Given data:
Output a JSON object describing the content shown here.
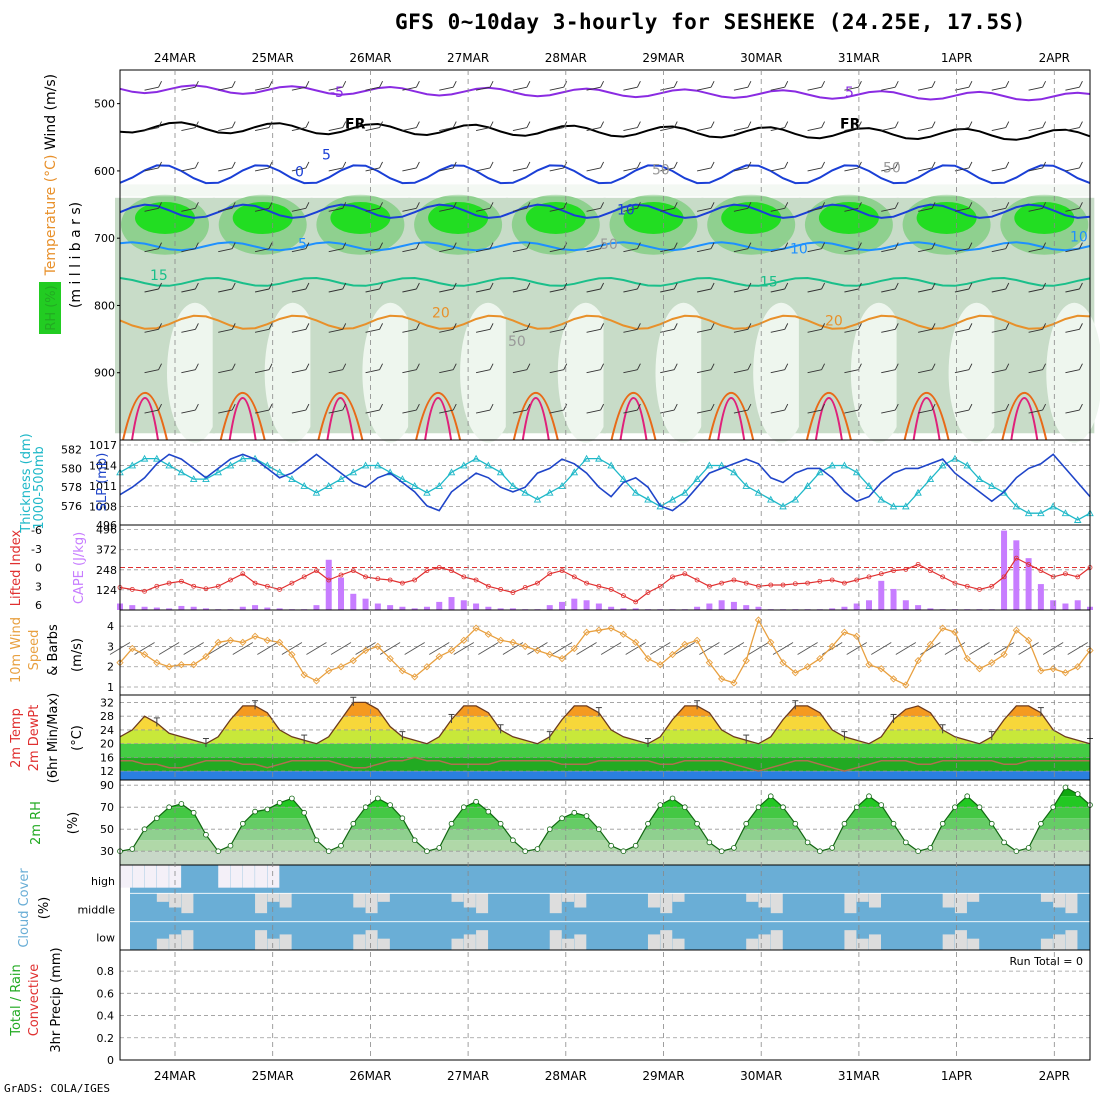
{
  "title": "GFS 0~10day 3-hourly for SESHEKE (24.25E, 17.5S)",
  "footer": "GrADS: COLA/IGES",
  "colors": {
    "purple": "#8a2be2",
    "black": "#000000",
    "blue": "#1a3fd6",
    "lightblue": "#1e90ff",
    "teal": "#1abf8a",
    "orange": "#e8902a",
    "darkorange": "#e86a18",
    "magenta": "#e0207a",
    "slp": "#1fb8c8",
    "thick": "#1f45c9",
    "li": "#e03030",
    "cape": "#c77dff",
    "wind10": "#e8a040",
    "rh": "#22bb22",
    "cloud": "#6aaed6",
    "cloudgap": "#dddddd"
  },
  "chart_data": {
    "type": "meteogram",
    "dates": [
      "24MAR",
      "25MAR",
      "26MAR",
      "27MAR",
      "28MAR",
      "29MAR",
      "30MAR",
      "31MAR",
      "1APR",
      "2APR"
    ],
    "time_steps": 80,
    "panels": {
      "upper_air": {
        "ylabels": [
          {
            "text": "Wind (m/s)",
            "color": "#000000"
          },
          {
            "text": "Temperature (°C)",
            "color": "#e8902a"
          },
          {
            "text": "RH (%)",
            "color": "#22aa22"
          }
        ],
        "axis_label": "(m i l l i b a r s)",
        "yticks": [
          500,
          600,
          700,
          800,
          900
        ],
        "ylim": [
          450,
          1000
        ],
        "isotherms": [
          {
            "label": "-5",
            "color": "#8a2be2",
            "mean": 478,
            "amp": 6
          },
          {
            "label": "FR",
            "color": "#000000",
            "mean": 535,
            "amp": 8
          },
          {
            "label": "0",
            "color": "#1a3fd6",
            "mean": 605,
            "amp": 14
          },
          {
            "label": "5",
            "color": "#1a3fd6",
            "mean": 660,
            "amp": 10
          },
          {
            "label": "10",
            "color": "#1e90ff",
            "mean": 712,
            "amp": 6
          },
          {
            "label": "15",
            "color": "#1abf8a",
            "mean": 765,
            "amp": 6
          },
          {
            "label": "20",
            "color": "#e8902a",
            "mean": 825,
            "amp": 10
          }
        ],
        "contour_labels": [
          "-5",
          "5",
          "FR",
          "FR",
          "0",
          "5",
          "10",
          "5",
          "10",
          "10",
          "15",
          "15",
          "20",
          "20",
          "50",
          "50",
          "50",
          "50"
        ]
      },
      "slp_thickness": {
        "ylabel_left": "1000-500mb Thickness (dm)",
        "ylabel_right": "SLP (mb)",
        "yticks_left": [
          576,
          578,
          580,
          582
        ],
        "yticks_right": [
          1008,
          1011,
          1014,
          1017
        ],
        "slp": [
          1013,
          1014,
          1015,
          1015,
          1014,
          1013,
          1012,
          1012,
          1013,
          1014,
          1015,
          1015,
          1014,
          1013,
          1012,
          1011,
          1010,
          1011,
          1012,
          1013,
          1014,
          1014,
          1013,
          1012,
          1011,
          1010,
          1011,
          1013,
          1014,
          1015,
          1014,
          1013,
          1011,
          1010,
          1009,
          1010,
          1011,
          1013,
          1015,
          1015,
          1014,
          1012,
          1010,
          1009,
          1008,
          1009,
          1010,
          1012,
          1014,
          1014,
          1013,
          1011,
          1010,
          1009,
          1008,
          1009,
          1011,
          1013,
          1014,
          1014,
          1013,
          1011,
          1009,
          1008,
          1008,
          1010,
          1012,
          1014,
          1015,
          1014,
          1012,
          1011,
          1010,
          1008,
          1007,
          1007,
          1008,
          1007,
          1006,
          1007
        ],
        "thickness": [
          577.2,
          578.0,
          579.0,
          580.5,
          581.5,
          581.0,
          580.0,
          579.0,
          580.0,
          581.0,
          581.5,
          581.0,
          580.0,
          579.0,
          579.5,
          580.5,
          581.5,
          580.5,
          579.5,
          578.5,
          578.0,
          579.0,
          579.5,
          578.5,
          577.5,
          576.0,
          575.5,
          577.5,
          578.5,
          579.5,
          579.0,
          578.0,
          577.5,
          578.0,
          579.5,
          580.0,
          581.0,
          580.5,
          579.5,
          578.0,
          577.0,
          578.5,
          579.0,
          578.0,
          576.0,
          575.5,
          576.5,
          578.0,
          579.5,
          580.0,
          580.5,
          581.0,
          580.5,
          579.0,
          578.5,
          579.5,
          580.0,
          580.0,
          579.0,
          577.5,
          576.5,
          577.0,
          578.5,
          579.5,
          580.0,
          580.0,
          580.5,
          581.0,
          579.5,
          578.5,
          577.5,
          576.5,
          577.5,
          579.0,
          580.0,
          580.5,
          581.5,
          580.0,
          578.5,
          577.0
        ]
      },
      "li_cape": {
        "ylabel_left": "Lifted Index",
        "ylabel_right": "CAPE (J/kg)",
        "yticks_left": [
          -6,
          -3,
          0,
          3,
          6
        ],
        "yticks_right": [
          124,
          248,
          372,
          496
        ],
        "lifted_index": [
          3.2,
          3.5,
          3.8,
          3.0,
          2.5,
          2.2,
          3.0,
          3.4,
          3.0,
          2.0,
          1.0,
          2.5,
          3.0,
          3.5,
          2.5,
          1.5,
          0.5,
          2.0,
          1.2,
          0.5,
          1.5,
          1.8,
          2.0,
          2.5,
          2.0,
          0.5,
          0,
          0.5,
          1.5,
          2.0,
          3.0,
          3.5,
          4.0,
          3.2,
          2.5,
          1.0,
          0.5,
          1.5,
          2.5,
          3.0,
          3.5,
          4.5,
          5.5,
          4.0,
          3.0,
          1.5,
          1.0,
          2.0,
          3.0,
          2.5,
          2.0,
          2.5,
          3.0,
          2.8,
          2.8,
          2.6,
          2.5,
          2.2,
          2.0,
          2.5,
          2.0,
          1.5,
          1.0,
          0.5,
          0.3,
          -0.5,
          0.5,
          1.5,
          2.5,
          3.0,
          3.5,
          3.0,
          1.5,
          -1.5,
          -0.5,
          0.5,
          1.5,
          1.0,
          1.5,
          0
        ],
        "cape": [
          40,
          30,
          20,
          15,
          10,
          25,
          20,
          10,
          5,
          5,
          20,
          30,
          15,
          10,
          5,
          5,
          30,
          310,
          200,
          100,
          70,
          40,
          30,
          20,
          10,
          20,
          50,
          80,
          60,
          40,
          20,
          10,
          10,
          5,
          5,
          30,
          50,
          70,
          60,
          40,
          20,
          10,
          10,
          5,
          5,
          5,
          5,
          20,
          40,
          60,
          50,
          30,
          20,
          5,
          5,
          5,
          5,
          5,
          10,
          20,
          40,
          60,
          180,
          130,
          60,
          30,
          10,
          5,
          5,
          5,
          5,
          5,
          490,
          430,
          320,
          160,
          60,
          40,
          60,
          20
        ]
      },
      "wind10": {
        "ylabel": "10m Wind Speed & Barbs",
        "unit": "(m/s)",
        "yticks": [
          1,
          2,
          3,
          4
        ],
        "speed": [
          2.2,
          2.9,
          2.6,
          2.2,
          2.0,
          2.1,
          2.1,
          2.5,
          3.2,
          3.3,
          3.2,
          3.5,
          3.3,
          3.2,
          2.6,
          1.6,
          1.3,
          1.8,
          2.0,
          2.3,
          2.8,
          3.0,
          2.4,
          1.8,
          1.5,
          2.0,
          2.5,
          2.8,
          3.3,
          3.9,
          3.6,
          3.3,
          3.2,
          3.0,
          2.8,
          2.6,
          2.4,
          2.9,
          3.7,
          3.8,
          3.9,
          3.6,
          3.2,
          2.4,
          2.1,
          2.6,
          3.1,
          3.3,
          2.2,
          1.4,
          1.2,
          2.3,
          4.3,
          3.2,
          2.2,
          1.7,
          2.0,
          2.4,
          3.0,
          3.7,
          3.5,
          2.1,
          1.9,
          1.4,
          1.1,
          2.3,
          3.1,
          3.9,
          3.7,
          2.4,
          1.9,
          2.2,
          2.6,
          3.8,
          3.3,
          1.8,
          1.9,
          1.7,
          2.0,
          2.8
        ]
      },
      "temp2m": {
        "ylabel": "2m Temp 2m DewPt (6hr Min/Max)",
        "unit": "(°C)",
        "yticks": [
          12,
          16,
          20,
          24,
          28,
          32
        ],
        "temp": [
          22,
          24,
          28,
          26,
          23,
          22,
          21,
          20,
          22,
          27,
          31,
          31,
          29,
          24,
          22,
          21,
          20,
          22,
          27,
          32,
          32,
          30,
          25,
          22,
          21,
          20,
          22,
          27,
          31,
          31,
          29,
          24,
          22,
          21,
          20,
          22,
          27,
          31,
          31,
          29,
          24,
          22,
          21,
          20,
          22,
          27,
          31,
          31,
          29,
          24,
          22,
          21,
          20,
          22,
          27,
          31,
          31,
          29,
          24,
          22,
          21,
          20,
          22,
          27,
          30,
          31,
          29,
          24,
          22,
          21,
          20,
          22,
          27,
          31,
          31,
          29,
          24,
          22,
          21,
          20
        ],
        "dewpt": [
          15,
          15,
          14,
          14,
          13,
          13,
          14,
          15,
          15,
          15,
          14,
          14,
          13,
          14,
          15,
          15,
          15,
          15,
          14,
          13,
          13,
          14,
          15,
          15,
          16,
          15,
          15,
          14,
          14,
          14,
          14,
          15,
          15,
          15,
          15,
          15,
          14,
          14,
          14,
          15,
          15,
          15,
          15,
          15,
          14,
          14,
          15,
          15,
          15,
          15,
          14,
          13,
          12,
          13,
          14,
          15,
          15,
          14,
          13,
          12,
          13,
          14,
          15,
          15,
          15,
          14,
          14,
          15,
          15,
          15,
          15,
          15,
          14,
          14,
          15,
          15,
          15,
          15,
          15,
          15
        ]
      },
      "rh2m": {
        "ylabel": "2m RH",
        "unit": "(%)",
        "yticks": [
          30,
          50,
          70,
          90
        ],
        "rh": [
          30,
          32,
          50,
          60,
          70,
          73,
          65,
          45,
          30,
          35,
          55,
          66,
          68,
          74,
          78,
          65,
          40,
          30,
          35,
          55,
          70,
          78,
          72,
          60,
          40,
          30,
          33,
          55,
          70,
          75,
          66,
          55,
          40,
          30,
          32,
          50,
          60,
          65,
          62,
          50,
          35,
          30,
          35,
          55,
          72,
          78,
          70,
          55,
          38,
          30,
          33,
          55,
          70,
          80,
          70,
          55,
          38,
          30,
          33,
          55,
          70,
          80,
          72,
          55,
          38,
          30,
          33,
          55,
          70,
          80,
          70,
          55,
          38,
          30,
          33,
          55,
          70,
          88,
          82,
          72
        ]
      },
      "cloud": {
        "ylabel": "Cloud Cover",
        "unit": "(%)",
        "levels": [
          "high",
          "middle",
          "low"
        ]
      },
      "precip": {
        "ylabel_parts": [
          {
            "text": "Total / Rain",
            "color": "#22aa22"
          },
          {
            "text": "Convective",
            "color": "#e03030"
          }
        ],
        "ylabel": "3hr Precip (mm)",
        "yticks": [
          0,
          0.2,
          0.4,
          0.6,
          0.8
        ],
        "run_total": "Run Total = 0",
        "values": []
      }
    }
  }
}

Task objective:
Copy every line above in which the string "text" shows up.

Written answer:
            "text": "Wind (m/s)",
            "text": "Temperature (°C)",
            "text": "RH (%)",
            "text": "Total / Rain",
            "text": "Convective",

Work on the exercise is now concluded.